_Set tasks_
[A] From the article on the News of the World hacking case, write out the part that opens with the words containing "He was arrested" and closes with "about 1200 BST.".
[B] According to the article on the News of the World hacking case, why was Andy Coulson arrested?

_Passage shown_
◇ ◇ ◇ ◇ ◇ ◇ ◇
Former Editor Of News Of The World Arrested In Hacking Case
The legal shoes are starting to drop in the News Of The World phone hacking scandal
Former News of the World editor Andy Coulson has been arrested by police investigating phone hacking and corruption allegations.
Ex-NoW royal editor Clive Goodman, jailed in 2007 for phone hacking, has been arrested over corruption claims.
It came as Prime Minister David Cameron defended his decision to employ Mr Coulson and announced two inquiries – one led by a judge – into the scandal.
Mr Coulson has denied any knowledge of phone hacking while he was NoW editor.
Mr Coulson, 43, was arrested at 1030 BST on Friday by detectives investigating allegations of hacking the phones of various people in the news and is also being questioned about corruption allegations.
He was arrested by appointment at a south London police station and is in custody.
A number of suited men, thought to be police officers, entered Mr Coulson’s south London home with large plastic crates at about 1200 BST.
◇ ◇ ◇ ◇ ◇ ◇ ◇
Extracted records
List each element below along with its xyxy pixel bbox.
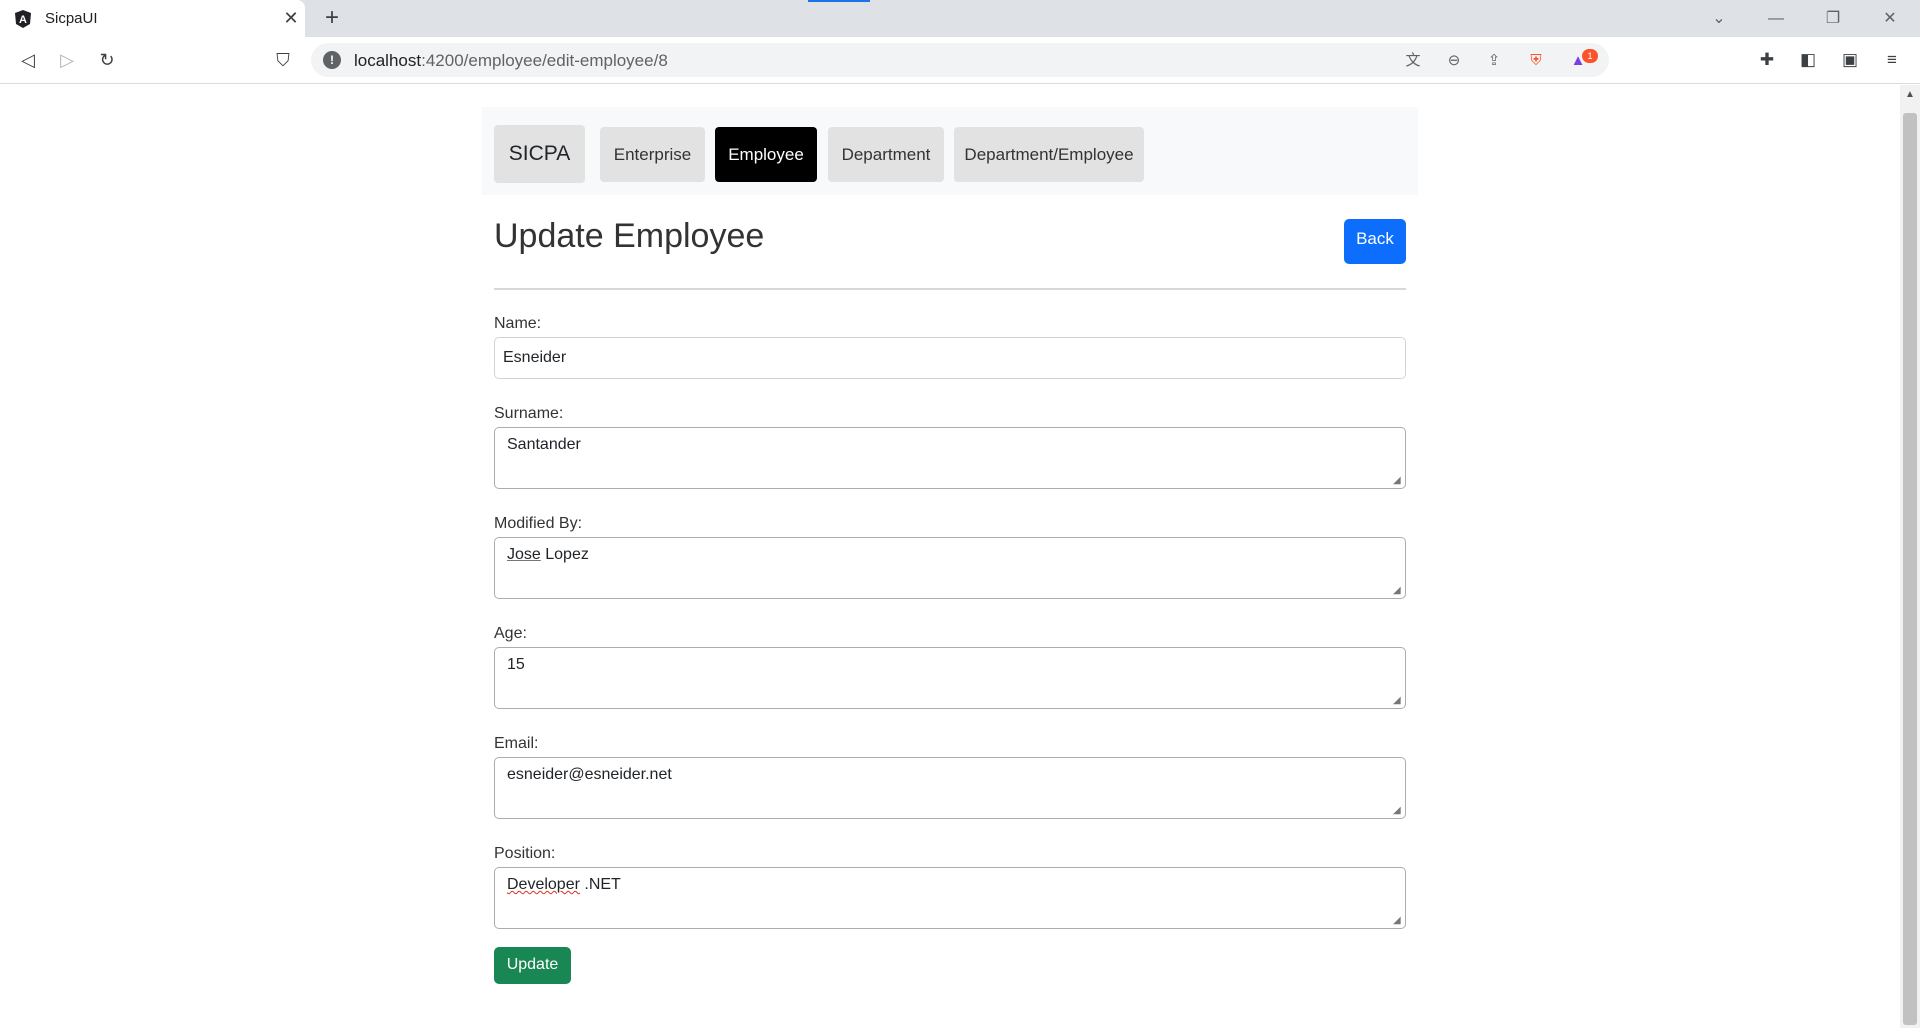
resize-handle-icon[interactable]: ◢ [1393,806,1403,816]
forward-arrow-icon[interactable]: ▷ [52,45,82,75]
nav-item-enterprise[interactable]: Enterprise [600,127,705,182]
menu-icon[interactable]: ≡ [1877,45,1907,75]
modified-by-value-rest: Lopez [540,546,589,563]
tab-title: SicpaUI [45,10,98,27]
surname-textarea[interactable]: Santander ◢ [494,427,1406,489]
translate-icon[interactable]: 文 [1402,50,1424,72]
resize-handle-icon[interactable]: ◢ [1393,916,1403,926]
app-navbar: SICPA Enterprise Employee Department Dep… [482,107,1418,195]
email-label: Email: [494,735,539,752]
tab-search-icon[interactable]: ⌄ [1706,6,1732,32]
page-title: Update Employee [494,217,765,255]
wallet-icon[interactable]: ▣ [1835,45,1865,75]
close-window-icon[interactable]: ✕ [1877,6,1903,32]
svg-text:A: A [19,14,27,26]
url-text: localhost:4200/employee/edit-employee/8 [354,51,668,70]
site-info-icon[interactable]: ! [323,51,341,69]
address-bar[interactable]: ! localhost:4200/employee/edit-employee/… [311,43,1609,77]
resize-handle-icon[interactable]: ◢ [1393,476,1403,486]
update-button[interactable]: Update [494,947,571,984]
modified-by-value-first: Jose [507,546,541,563]
back-arrow-icon[interactable]: ◁ [13,45,43,75]
age-value: 15 [507,656,525,673]
modified-by-label: Modified By: [494,515,583,532]
page-scrollbar[interactable]: ▲ [1900,85,1920,1028]
rewards-badge: 1 [1582,49,1598,63]
close-tab-icon[interactable]: ✕ [280,7,302,29]
sidebar-icon[interactable]: ◧ [1793,45,1823,75]
scroll-up-icon[interactable]: ▲ [1900,85,1920,105]
page-content: SICPA Enterprise Employee Department Dep… [0,85,1900,1028]
name-label: Name: [494,315,542,332]
email-textarea[interactable]: esneider@esneider.net ◢ [494,757,1406,819]
position-label: Position: [494,845,556,862]
surname-value: Santander [507,436,581,453]
brave-shield-icon[interactable]: ⛨ [1525,50,1547,72]
position-value-first: Developer [507,876,580,893]
minimize-icon[interactable]: — [1763,6,1789,32]
resize-handle-icon[interactable]: ◢ [1393,696,1403,706]
age-textarea[interactable]: 15 ◢ [494,647,1406,709]
surname-label: Surname: [494,405,564,422]
browser-tab[interactable]: A SicpaUI ✕ [0,0,305,37]
name-input[interactable]: Esneider [494,337,1406,379]
browser-tab-bar: A SicpaUI ✕ + ⌄ — ❐ ✕ [0,0,1920,37]
position-textarea[interactable]: Developer .NET ◢ [494,867,1406,929]
zoom-icon[interactable]: ⊖ [1443,50,1465,72]
reload-icon[interactable]: ↻ [92,45,122,75]
brand-logo[interactable]: SICPA [494,125,585,183]
back-button[interactable]: Back [1344,219,1406,264]
bookmark-icon[interactable]: ⛉ [268,45,298,75]
restore-icon[interactable]: ❐ [1820,6,1846,32]
age-label: Age: [494,625,527,642]
nav-item-department[interactable]: Department [828,127,944,182]
email-value: esneider@esneider.net [507,766,672,783]
modified-by-textarea[interactable]: Jose Lopez ◢ [494,537,1406,599]
title-divider [494,288,1406,290]
angular-icon: A [15,10,31,28]
position-value-rest: .NET [579,876,621,893]
share-icon[interactable]: ⇪ [1483,50,1505,72]
browser-toolbar: ◁ ▷ ↻ ⛉ ! localhost:4200/employee/edit-e… [0,37,1920,84]
tab-indicator [808,0,870,2]
new-tab-icon[interactable]: + [318,5,346,33]
extensions-icon[interactable]: ✚ [1752,45,1782,75]
resize-handle-icon[interactable]: ◢ [1393,586,1403,596]
nav-item-employee[interactable]: Employee [715,127,817,182]
scroll-thumb[interactable] [1903,113,1917,1025]
nav-item-department-employee[interactable]: Department/Employee [954,127,1144,182]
◇ ◇ ◇ ◇ ◇ ◇ ◇
_Full answers_
[A]
He was arrested by appointment at a south London police station and is in custody.
A number of suited men, thought to be police officers, entered Mr Coulson’s south London home with large plastic crates at about 1200 BST.

[B] Detectives investigating allegations that the phones of various people in the news were hacked arrested him. He is also being questioned about corruption allegations.